## Written request
Exact repetition is required: output every record in full.
--- start of Supplied data ---
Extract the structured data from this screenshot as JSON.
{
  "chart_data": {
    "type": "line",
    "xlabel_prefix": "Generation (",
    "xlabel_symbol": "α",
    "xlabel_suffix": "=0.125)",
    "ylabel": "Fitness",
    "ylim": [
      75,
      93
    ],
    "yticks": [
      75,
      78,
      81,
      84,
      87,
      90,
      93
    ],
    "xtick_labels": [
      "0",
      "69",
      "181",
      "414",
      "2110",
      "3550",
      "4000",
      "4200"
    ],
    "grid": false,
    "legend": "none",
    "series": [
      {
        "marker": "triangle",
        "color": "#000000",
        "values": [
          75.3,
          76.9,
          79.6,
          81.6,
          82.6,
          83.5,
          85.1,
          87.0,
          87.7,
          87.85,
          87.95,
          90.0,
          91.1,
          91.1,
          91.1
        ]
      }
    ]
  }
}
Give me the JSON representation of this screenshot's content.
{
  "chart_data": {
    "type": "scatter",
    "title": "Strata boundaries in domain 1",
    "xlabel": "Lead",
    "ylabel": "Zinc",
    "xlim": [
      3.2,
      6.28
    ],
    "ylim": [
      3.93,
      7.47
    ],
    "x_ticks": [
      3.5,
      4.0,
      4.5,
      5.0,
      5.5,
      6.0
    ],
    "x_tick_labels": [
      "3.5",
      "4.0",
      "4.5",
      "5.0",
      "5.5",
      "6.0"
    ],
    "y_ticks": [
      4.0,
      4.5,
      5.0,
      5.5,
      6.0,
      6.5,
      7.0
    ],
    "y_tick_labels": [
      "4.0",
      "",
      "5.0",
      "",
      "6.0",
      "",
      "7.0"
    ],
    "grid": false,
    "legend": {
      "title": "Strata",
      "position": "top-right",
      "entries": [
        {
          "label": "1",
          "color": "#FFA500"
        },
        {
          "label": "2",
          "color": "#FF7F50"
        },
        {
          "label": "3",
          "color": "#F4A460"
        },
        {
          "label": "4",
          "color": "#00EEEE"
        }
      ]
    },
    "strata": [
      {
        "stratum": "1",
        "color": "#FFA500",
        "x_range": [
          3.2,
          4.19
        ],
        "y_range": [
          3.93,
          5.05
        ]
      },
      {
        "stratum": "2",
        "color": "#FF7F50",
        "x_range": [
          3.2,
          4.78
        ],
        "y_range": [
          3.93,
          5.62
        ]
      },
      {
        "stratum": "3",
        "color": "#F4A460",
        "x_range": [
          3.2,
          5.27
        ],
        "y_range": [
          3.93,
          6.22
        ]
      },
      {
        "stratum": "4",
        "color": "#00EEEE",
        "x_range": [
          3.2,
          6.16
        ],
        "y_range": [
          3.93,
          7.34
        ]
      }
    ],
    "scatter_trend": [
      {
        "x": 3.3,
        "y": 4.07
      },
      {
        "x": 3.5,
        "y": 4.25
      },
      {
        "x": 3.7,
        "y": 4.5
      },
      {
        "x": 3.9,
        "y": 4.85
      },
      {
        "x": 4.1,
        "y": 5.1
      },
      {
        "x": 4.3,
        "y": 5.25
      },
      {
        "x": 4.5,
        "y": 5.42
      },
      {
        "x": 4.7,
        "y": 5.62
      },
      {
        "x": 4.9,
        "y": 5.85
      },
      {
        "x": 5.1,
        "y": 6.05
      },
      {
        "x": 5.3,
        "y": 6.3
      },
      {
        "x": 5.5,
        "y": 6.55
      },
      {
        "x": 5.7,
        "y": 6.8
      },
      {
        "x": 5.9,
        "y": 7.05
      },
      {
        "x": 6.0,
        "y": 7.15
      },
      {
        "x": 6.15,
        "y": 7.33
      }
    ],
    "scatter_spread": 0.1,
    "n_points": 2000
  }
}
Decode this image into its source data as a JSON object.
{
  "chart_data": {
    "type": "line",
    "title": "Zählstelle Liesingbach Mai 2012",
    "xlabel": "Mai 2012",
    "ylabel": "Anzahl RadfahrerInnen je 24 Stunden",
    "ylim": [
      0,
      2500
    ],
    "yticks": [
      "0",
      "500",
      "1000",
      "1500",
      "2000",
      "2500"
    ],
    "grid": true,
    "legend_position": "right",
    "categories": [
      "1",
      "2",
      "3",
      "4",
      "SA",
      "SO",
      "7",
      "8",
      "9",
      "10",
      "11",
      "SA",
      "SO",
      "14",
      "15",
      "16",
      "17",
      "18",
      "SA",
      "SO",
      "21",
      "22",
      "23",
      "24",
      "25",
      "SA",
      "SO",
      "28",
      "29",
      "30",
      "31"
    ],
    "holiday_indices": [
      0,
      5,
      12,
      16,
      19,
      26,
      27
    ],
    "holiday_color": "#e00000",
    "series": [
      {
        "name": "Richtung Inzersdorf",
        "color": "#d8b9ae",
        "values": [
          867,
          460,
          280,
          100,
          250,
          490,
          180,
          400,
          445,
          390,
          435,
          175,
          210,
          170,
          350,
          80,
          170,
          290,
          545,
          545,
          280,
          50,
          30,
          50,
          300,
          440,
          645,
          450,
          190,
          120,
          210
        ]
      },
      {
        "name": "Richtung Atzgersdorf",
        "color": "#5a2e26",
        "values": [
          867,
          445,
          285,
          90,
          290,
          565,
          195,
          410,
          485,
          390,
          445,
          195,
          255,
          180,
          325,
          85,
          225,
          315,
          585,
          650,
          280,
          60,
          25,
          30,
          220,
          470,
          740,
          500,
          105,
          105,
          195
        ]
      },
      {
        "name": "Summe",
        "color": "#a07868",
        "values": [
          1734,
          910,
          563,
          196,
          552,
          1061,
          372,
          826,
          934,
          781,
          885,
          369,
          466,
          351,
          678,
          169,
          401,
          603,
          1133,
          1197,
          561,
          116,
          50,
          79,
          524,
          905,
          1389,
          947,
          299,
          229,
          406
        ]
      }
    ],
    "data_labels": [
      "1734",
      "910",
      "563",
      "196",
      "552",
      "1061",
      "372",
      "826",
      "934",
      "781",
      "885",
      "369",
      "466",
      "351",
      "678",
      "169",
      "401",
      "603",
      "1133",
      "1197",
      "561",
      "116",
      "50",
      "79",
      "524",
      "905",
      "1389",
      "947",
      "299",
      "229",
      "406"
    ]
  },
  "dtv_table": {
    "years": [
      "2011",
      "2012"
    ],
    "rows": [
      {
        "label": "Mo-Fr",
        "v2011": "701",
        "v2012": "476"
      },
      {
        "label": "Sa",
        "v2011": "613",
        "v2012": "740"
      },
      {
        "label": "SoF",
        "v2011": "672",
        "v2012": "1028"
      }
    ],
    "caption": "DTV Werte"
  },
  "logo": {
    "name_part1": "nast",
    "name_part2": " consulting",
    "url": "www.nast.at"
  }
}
--- end of Supplied data ---
## Result of the task
Extract the structured data from this screenshot as JSON.
{
  "chart_data": {
    "type": "line",
    "xlabel_prefix": "Generation (",
    "xlabel_symbol": "α",
    "xlabel_suffix": "=0.125)",
    "ylabel": "Fitness",
    "ylim": [
      75,
      93
    ],
    "yticks": [
      75,
      78,
      81,
      84,
      87,
      90,
      93
    ],
    "xtick_labels": [
      "0",
      "69",
      "181",
      "414",
      "2110",
      "3550",
      "4000",
      "4200"
    ],
    "grid": false,
    "legend": "none",
    "series": [
      {
        "marker": "triangle",
        "color": "#000000",
        "values": [
          75.3,
          76.9,
          79.6,
          81.6,
          82.6,
          83.5,
          85.1,
          87.0,
          87.7,
          87.85,
          87.95,
          90.0,
          91.1,
          91.1,
          91.1
        ]
      }
    ]
  }
}
Give me the JSON representation of this screenshot's content.
{
  "chart_data": {
    "type": "scatter",
    "title": "Strata boundaries in domain 1",
    "xlabel": "Lead",
    "ylabel": "Zinc",
    "xlim": [
      3.2,
      6.28
    ],
    "ylim": [
      3.93,
      7.47
    ],
    "x_ticks": [
      3.5,
      4.0,
      4.5,
      5.0,
      5.5,
      6.0
    ],
    "x_tick_labels": [
      "3.5",
      "4.0",
      "4.5",
      "5.0",
      "5.5",
      "6.0"
    ],
    "y_ticks": [
      4.0,
      4.5,
      5.0,
      5.5,
      6.0,
      6.5,
      7.0
    ],
    "y_tick_labels": [
      "4.0",
      "",
      "5.0",
      "",
      "6.0",
      "",
      "7.0"
    ],
    "grid": false,
    "legend": {
      "title": "Strata",
      "position": "top-right",
      "entries": [
        {
          "label": "1",
          "color": "#FFA500"
        },
        {
          "label": "2",
          "color": "#FF7F50"
        },
        {
          "label": "3",
          "color": "#F4A460"
        },
        {
          "label": "4",
          "color": "#00EEEE"
        }
      ]
    },
    "strata": [
      {
        "stratum": "1",
        "color": "#FFA500",
        "x_range": [
          3.2,
          4.19
        ],
        "y_range": [
          3.93,
          5.05
        ]
      },
      {
        "stratum": "2",
        "color": "#FF7F50",
        "x_range": [
          3.2,
          4.78
        ],
        "y_range": [
          3.93,
          5.62
        ]
      },
      {
        "stratum": "3",
        "color": "#F4A460",
        "x_range": [
          3.2,
          5.27
        ],
        "y_range": [
          3.93,
          6.22
        ]
      },
      {
        "stratum": "4",
        "color": "#00EEEE",
        "x_range": [
          3.2,
          6.16
        ],
        "y_range": [
          3.93,
          7.34
        ]
      }
    ],
    "scatter_trend": [
      {
        "x": 3.3,
        "y": 4.07
      },
      {
        "x": 3.5,
        "y": 4.25
      },
      {
        "x": 3.7,
        "y": 4.5
      },
      {
        "x": 3.9,
        "y": 4.85
      },
      {
        "x": 4.1,
        "y": 5.1
      },
      {
        "x": 4.3,
        "y": 5.25
      },
      {
        "x": 4.5,
        "y": 5.42
      },
      {
        "x": 4.7,
        "y": 5.62
      },
      {
        "x": 4.9,
        "y": 5.85
      },
      {
        "x": 5.1,
        "y": 6.05
      },
      {
        "x": 5.3,
        "y": 6.3
      },
      {
        "x": 5.5,
        "y": 6.55
      },
      {
        "x": 5.7,
        "y": 6.8
      },
      {
        "x": 5.9,
        "y": 7.05
      },
      {
        "x": 6.0,
        "y": 7.15
      },
      {
        "x": 6.15,
        "y": 7.33
      }
    ],
    "scatter_spread": 0.1,
    "n_points": 2000
  }
}
Decode this image into its source data as a JSON object.
{
  "chart_data": {
    "type": "line",
    "title": "Zählstelle Liesingbach Mai 2012",
    "xlabel": "Mai 2012",
    "ylabel": "Anzahl RadfahrerInnen je 24 Stunden",
    "ylim": [
      0,
      2500
    ],
    "yticks": [
      "0",
      "500",
      "1000",
      "1500",
      "2000",
      "2500"
    ],
    "grid": true,
    "legend_position": "right",
    "categories": [
      "1",
      "2",
      "3",
      "4",
      "SA",
      "SO",
      "7",
      "8",
      "9",
      "10",
      "11",
      "SA",
      "SO",
      "14",
      "15",
      "16",
      "17",
      "18",
      "SA",
      "SO",
      "21",
      "22",
      "23",
      "24",
      "25",
      "SA",
      "SO",
      "28",
      "29",
      "30",
      "31"
    ],
    "holiday_indices": [
      0,
      5,
      12,
      16,
      19,
      26,
      27
    ],
    "holiday_color": "#e00000",
    "series": [
      {
        "name": "Richtung Inzersdorf",
        "color": "#d8b9ae",
        "values": [
          867,
          460,
          280,
          100,
          250,
          490,
          180,
          400,
          445,
          390,
          435,
          175,
          210,
          170,
          350,
          80,
          170,
          290,
          545,
          545,
          280,
          50,
          30,
          50,
          300,
          440,
          645,
          450,
          190,
          120,
          210
        ]
      },
      {
        "name": "Richtung Atzgersdorf",
        "color": "#5a2e26",
        "values": [
          867,
          445,
          285,
          90,
          290,
          565,
          195,
          410,
          485,
          390,
          445,
          195,
          255,
          180,
          325,
          85,
          225,
          315,
          585,
          650,
          280,
          60,
          25,
          30,
          220,
          470,
          740,
          500,
          105,
          105,
          195
        ]
      },
      {
        "name": "Summe",
        "color": "#a07868",
        "values": [
          1734,
          910,
          563,
          196,
          552,
          1061,
          372,
          826,
          934,
          781,
          885,
          369,
          466,
          351,
          678,
          169,
          401,
          603,
          1133,
          1197,
          561,
          116,
          50,
          79,
          524,
          905,
          1389,
          947,
          299,
          229,
          406
        ]
      }
    ],
    "data_labels": [
      "1734",
      "910",
      "563",
      "196",
      "552",
      "1061",
      "372",
      "826",
      "934",
      "781",
      "885",
      "369",
      "466",
      "351",
      "678",
      "169",
      "401",
      "603",
      "1133",
      "1197",
      "561",
      "116",
      "50",
      "79",
      "524",
      "905",
      "1389",
      "947",
      "299",
      "229",
      "406"
    ]
  },
  "dtv_table": {
    "years": [
      "2011",
      "2012"
    ],
    "rows": [
      {
        "label": "Mo-Fr",
        "v2011": "701",
        "v2012": "476"
      },
      {
        "label": "Sa",
        "v2011": "613",
        "v2012": "740"
      },
      {
        "label": "SoF",
        "v2011": "672",
        "v2012": "1028"
      }
    ],
    "caption": "DTV Werte"
  },
  "logo": {
    "name_part1": "nast",
    "name_part2": " consulting",
    "url": "www.nast.at"
  }
}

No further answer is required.